- [Yapılacaklar]:
[1] Aşağıdaki üç ifadenin Baydemir'in önerilerini ele alan yazıyla uyuşup uyuşmadığını belirtin; her biri için evet ya da hayır deyip karara götüren sözleri yazıdan aynen aktarın. (a) Baydemir konuşmasını Avrupa Parlamentosu'ndaki bir konferansta yaptı. (b) Baydemir, belediye başkanlığı ile valiliğin ayrı tutulmasını önerdi. (c) Yazara göre Kürt sorununun çözümü yalnızca kültürel ve politik hakların tanınmasından ibarettir.
[2] Baydemir'in önerilerini ele alan yazıya göre Baydemir, örnek olarak bölgedeki hangi şeylerin yerel yönetimlere bırakılmasını önerdi?
[3] Lütfen Baydemir'in önerilerini ele alan yazıyı, son cümlesinden sonra gelecek kısmı yazarak sürdürün.

- [Verilen alıntı]:
———

Kürdistan, zenginlik içinde yoksul ülke..
Kemal Burkay
Diyarbakır Belediye Başkanı Baydemir’in, 16
Ekim’de Brüksel’de, Avrupa Parlamentosu’nda yapılan konferansta
söyledikleri yine bazı çevreleri öfkelendirdi.
Baydemir, öteden beri lafı edilen, ama bir türlü somut
ve dişe dokunur bir adım atılamayan yerel yönetim
reformu kapsamında, yerel yönetimlerin yetkilerinin genişletilmesini,
yani Ankara’nın yetkilerini yerel yönetimlerle paylaşmasını,
örneğin bölgedeki petrolün ve baraj işletmelerinin
yerel yönetimlere bırakılmasını, Belediye
başkanlığı ile valiliğin birleştirilerek,
seçimlerle belirlenmesini önerdi. Bunun Kürt sorununun çözümüne
de yardımcı olacağını dile getirdi.
Bunlar bizce ilginç öneriler. Belli ki Baydemir sorunlara
kafa yoran, zihinsel planda da üretken bir yerel yönetici.
Ama Baydemir, herhalde fincancı katırlarını
ürkütmemek için, “bu federasyon istemi değildir,” demeyi
de ihmal etmedi..
Ama Türk basınında ve siyaset çevrelerinde birçok
kalem erbabı ve politikacı hemen Baydemir’e saldırıya
geçtiler ve “bu istemler federasyonun da ötesine geçiyor,”
dediler...
Baydemir’in sözleri, yerel yönetimler için istediği
yetkiler, federasyon isteği anlamına gelir mi gelmez
mi, bunun ilerisinde mi gerisinde mi kalır, bu tartışılabilir.
Ancak onun bir yerel yönetici, hem de Diyarbakır gibi
bir büyük kentin belediye başkanı olarak böylesi
önerilerde bulunması doğaldır. Besbelli, Kürt
sorununun çözümü, salt kültürel ve politik hakların tanınmasından
ibaret değil, aynı zamanda bir yönetim sorunudur.
Bir halk bakımından özgürlük de, salt bir dil özgürlüğü
sorunu değil, kültürel, siyasal, yönetsel ve ekonomik
hakları kapsayan bir bütündür.
Öte yandan Baydemir’in, “kimse bunu bir federasyon önerisi
diye anlamasın,” demesi gereksiz olduğu gibi, onun
konuşmasına öfkelenenlerin, “bu federasyon önerisini
bile aşıyor” deyip saldırıya geçmeleri
de hiçbir haklılık payı taşımıyor.
Öncelikle, Baydemir neden onu söylemeye gerek duyuyor ki?
Kürt halkı federal bir çözüm isteyemez mi, bu suç mu?

———

Toplanan veriler:
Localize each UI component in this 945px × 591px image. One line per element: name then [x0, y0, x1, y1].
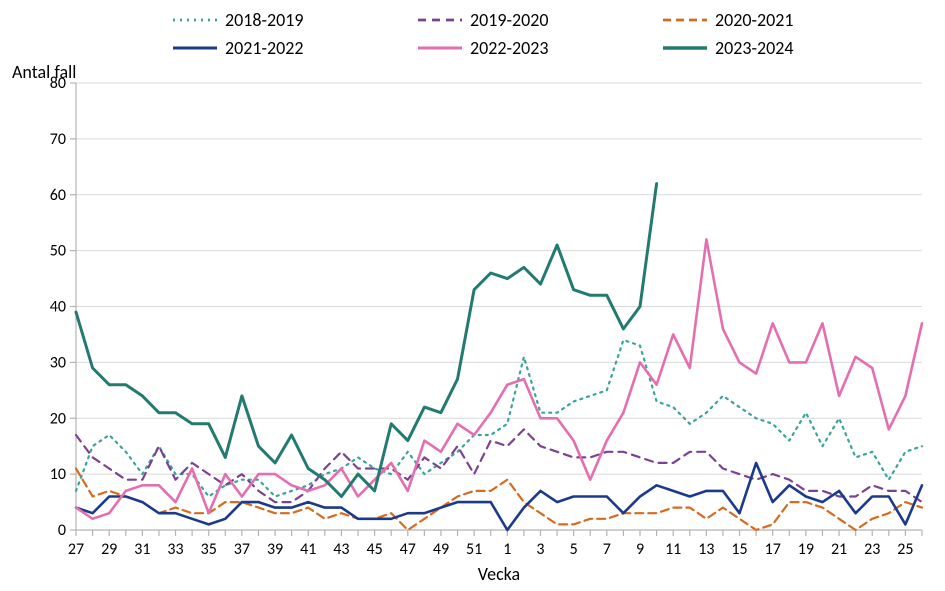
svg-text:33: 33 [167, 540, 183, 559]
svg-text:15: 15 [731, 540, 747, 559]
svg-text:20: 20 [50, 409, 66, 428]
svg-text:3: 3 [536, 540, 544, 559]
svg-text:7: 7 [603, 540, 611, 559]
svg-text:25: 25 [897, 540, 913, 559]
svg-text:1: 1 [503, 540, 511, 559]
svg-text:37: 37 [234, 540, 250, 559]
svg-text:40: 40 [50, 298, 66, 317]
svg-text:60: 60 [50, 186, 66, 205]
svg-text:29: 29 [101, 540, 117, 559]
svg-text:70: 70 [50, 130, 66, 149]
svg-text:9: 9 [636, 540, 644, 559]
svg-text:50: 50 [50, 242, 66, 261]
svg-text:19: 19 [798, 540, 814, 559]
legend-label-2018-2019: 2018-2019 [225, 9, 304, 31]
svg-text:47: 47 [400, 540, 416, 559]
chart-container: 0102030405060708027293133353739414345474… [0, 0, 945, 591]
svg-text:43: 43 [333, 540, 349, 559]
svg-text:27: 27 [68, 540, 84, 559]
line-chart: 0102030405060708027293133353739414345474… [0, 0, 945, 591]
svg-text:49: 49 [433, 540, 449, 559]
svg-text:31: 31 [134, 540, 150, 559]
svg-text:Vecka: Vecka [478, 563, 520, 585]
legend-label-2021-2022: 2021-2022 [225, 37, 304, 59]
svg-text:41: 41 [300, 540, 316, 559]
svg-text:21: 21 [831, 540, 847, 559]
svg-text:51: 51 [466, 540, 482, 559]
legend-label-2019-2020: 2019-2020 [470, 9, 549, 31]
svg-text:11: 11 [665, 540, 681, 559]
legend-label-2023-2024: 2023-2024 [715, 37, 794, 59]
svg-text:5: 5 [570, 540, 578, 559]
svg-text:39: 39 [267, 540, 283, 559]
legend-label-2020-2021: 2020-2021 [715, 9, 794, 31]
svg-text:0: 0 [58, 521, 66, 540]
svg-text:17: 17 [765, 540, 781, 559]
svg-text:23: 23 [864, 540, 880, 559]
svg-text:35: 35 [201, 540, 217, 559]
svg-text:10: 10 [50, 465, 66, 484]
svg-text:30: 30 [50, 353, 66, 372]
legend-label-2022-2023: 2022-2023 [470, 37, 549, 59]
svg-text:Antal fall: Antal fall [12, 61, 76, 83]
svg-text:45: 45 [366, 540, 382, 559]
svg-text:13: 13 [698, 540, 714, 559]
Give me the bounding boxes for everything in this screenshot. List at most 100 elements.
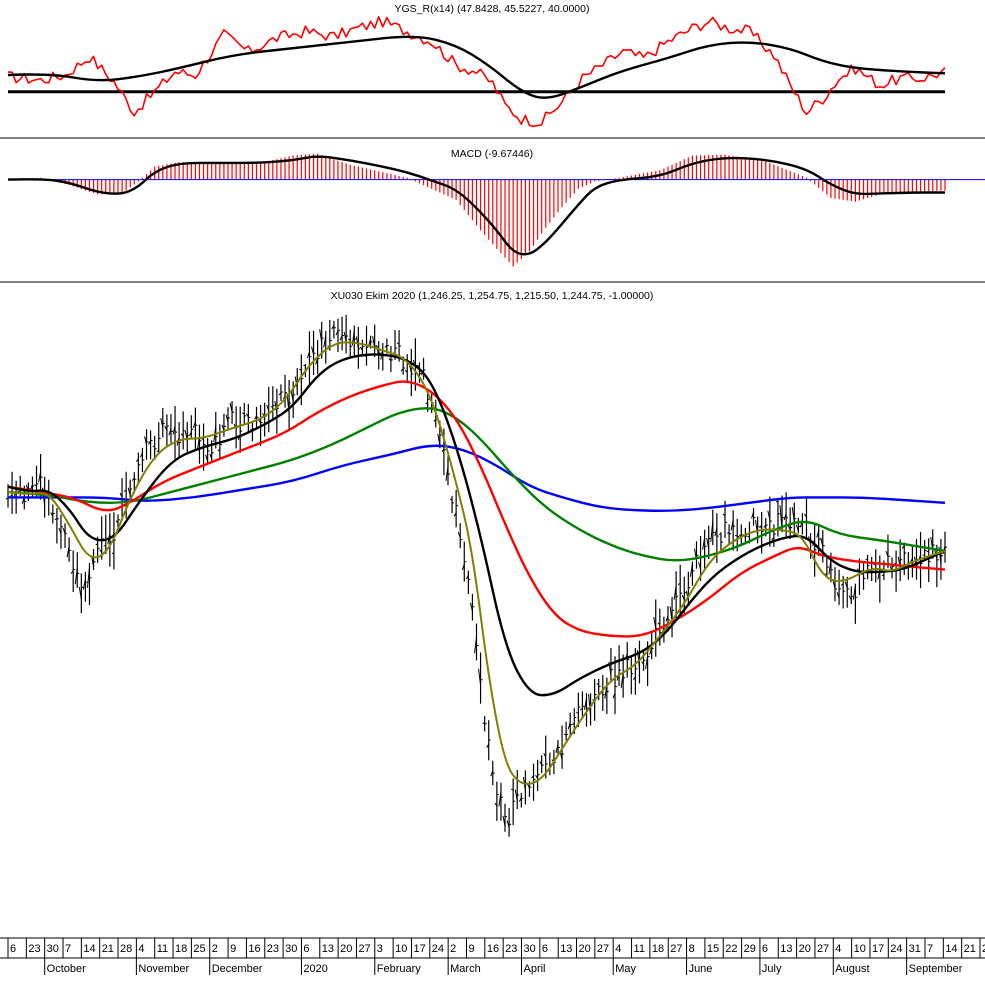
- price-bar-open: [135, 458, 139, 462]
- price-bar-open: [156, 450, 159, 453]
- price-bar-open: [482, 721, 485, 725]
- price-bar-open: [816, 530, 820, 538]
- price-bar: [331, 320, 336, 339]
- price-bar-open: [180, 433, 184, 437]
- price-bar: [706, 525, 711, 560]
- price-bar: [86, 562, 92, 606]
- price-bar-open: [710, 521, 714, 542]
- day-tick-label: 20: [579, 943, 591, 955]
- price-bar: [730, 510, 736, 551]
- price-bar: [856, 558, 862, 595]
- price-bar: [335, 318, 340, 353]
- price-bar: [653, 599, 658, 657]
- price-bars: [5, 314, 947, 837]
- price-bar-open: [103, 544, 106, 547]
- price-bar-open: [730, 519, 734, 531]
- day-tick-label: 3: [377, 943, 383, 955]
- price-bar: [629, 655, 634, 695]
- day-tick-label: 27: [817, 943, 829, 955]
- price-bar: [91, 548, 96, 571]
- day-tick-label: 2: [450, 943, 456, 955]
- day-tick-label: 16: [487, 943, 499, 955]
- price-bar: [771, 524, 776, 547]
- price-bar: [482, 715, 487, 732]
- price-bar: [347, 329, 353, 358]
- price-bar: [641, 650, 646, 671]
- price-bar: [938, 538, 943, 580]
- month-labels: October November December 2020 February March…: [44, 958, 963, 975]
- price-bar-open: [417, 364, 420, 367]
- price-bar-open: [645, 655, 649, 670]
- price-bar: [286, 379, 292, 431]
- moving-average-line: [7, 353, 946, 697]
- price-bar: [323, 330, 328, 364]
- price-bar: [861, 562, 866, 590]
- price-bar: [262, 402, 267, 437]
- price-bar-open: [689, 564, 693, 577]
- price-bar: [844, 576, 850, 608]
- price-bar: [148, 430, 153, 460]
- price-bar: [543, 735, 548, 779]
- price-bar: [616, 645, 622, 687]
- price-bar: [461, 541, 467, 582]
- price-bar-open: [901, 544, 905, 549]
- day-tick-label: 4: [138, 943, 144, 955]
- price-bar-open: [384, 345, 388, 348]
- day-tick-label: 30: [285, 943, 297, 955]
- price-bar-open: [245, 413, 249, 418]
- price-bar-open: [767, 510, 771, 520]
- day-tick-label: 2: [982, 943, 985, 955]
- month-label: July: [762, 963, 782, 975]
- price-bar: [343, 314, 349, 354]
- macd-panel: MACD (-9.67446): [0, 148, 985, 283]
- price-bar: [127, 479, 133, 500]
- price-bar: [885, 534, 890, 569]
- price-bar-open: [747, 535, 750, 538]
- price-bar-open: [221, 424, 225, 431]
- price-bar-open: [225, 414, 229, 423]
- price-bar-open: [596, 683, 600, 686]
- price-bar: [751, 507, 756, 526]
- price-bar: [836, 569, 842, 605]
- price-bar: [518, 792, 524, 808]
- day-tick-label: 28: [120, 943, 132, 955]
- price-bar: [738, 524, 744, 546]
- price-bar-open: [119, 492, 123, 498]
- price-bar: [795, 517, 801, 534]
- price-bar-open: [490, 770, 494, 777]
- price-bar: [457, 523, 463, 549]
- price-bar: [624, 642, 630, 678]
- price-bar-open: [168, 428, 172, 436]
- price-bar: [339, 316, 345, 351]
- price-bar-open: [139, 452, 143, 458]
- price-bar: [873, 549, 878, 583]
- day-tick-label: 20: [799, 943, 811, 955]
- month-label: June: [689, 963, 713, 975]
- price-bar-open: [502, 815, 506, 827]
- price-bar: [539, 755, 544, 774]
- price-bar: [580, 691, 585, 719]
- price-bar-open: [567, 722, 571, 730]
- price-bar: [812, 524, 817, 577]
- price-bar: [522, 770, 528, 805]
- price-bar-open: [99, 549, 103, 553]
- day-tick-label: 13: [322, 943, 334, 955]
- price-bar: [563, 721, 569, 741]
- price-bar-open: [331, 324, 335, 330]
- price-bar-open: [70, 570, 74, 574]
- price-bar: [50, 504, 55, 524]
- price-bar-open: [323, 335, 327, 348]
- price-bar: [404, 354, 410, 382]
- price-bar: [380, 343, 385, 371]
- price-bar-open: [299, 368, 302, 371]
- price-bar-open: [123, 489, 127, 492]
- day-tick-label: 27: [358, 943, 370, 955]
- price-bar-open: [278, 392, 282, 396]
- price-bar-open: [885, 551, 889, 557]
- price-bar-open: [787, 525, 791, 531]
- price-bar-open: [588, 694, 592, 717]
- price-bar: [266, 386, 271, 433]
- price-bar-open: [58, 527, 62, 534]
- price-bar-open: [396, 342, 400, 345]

———

- [Yanıtlar]:
[1]
(a) Evet: "Avrupa Parlamentosu’nda yapılan konferansta"
(b) Hayır: "Belediye başkanlığı ile valiliğin birleştirilerek"
(c) Hayır: "salt kültürel ve politik hakların tanınmasından ibaret değil, aynı zamanda bir yönetim sorunudur"

[2] Bölgedeki petrolün ve baraj işletmelerinin yerel yönetimlere bırakılmasını önerdi.

[3]
Yani Türkler, Araplar ve Farslarla birlikte bölgenin dört
büyük ulusundan biri olan Kürtlerin, salt Kuzey Kürdistan
ve Türkiye’de nüfusları yirmi milyonu aşan bu halkın
150 bin Kıbrıs Türkü kadar hak istemeye hakkı
yok mu? Tüm uluslar için geçerli olan kendi geleceğini
belirleme hakkı Kürtlere gelince geçersiz mi? Hatta Kürt
halkı bu kapsamda ayrı yaşamayı seçemez
mi?
Her ulusun sahip olduğu temel haklara sahip olmak, özgür
yaşamak, her onurlu halk gibi Kürtlerin de hakkı.
Bu iki biçimde olabilir: Ya ayrı devlet, ya da yan yana
yaşadıkları halklarla eşitlik temelinde
bir federasyon veya konfederasyon. Her iki biçim de bağımsız,
yani kendi ülkesinde egemen olmak demektir. Bunun dışındaki
çözümler ise bir bağımlılık durumudur.
Hiçbir onurlu halk ve kişi böylesi bir eşitsizliği,
kölelik statüsünü kabul etmez.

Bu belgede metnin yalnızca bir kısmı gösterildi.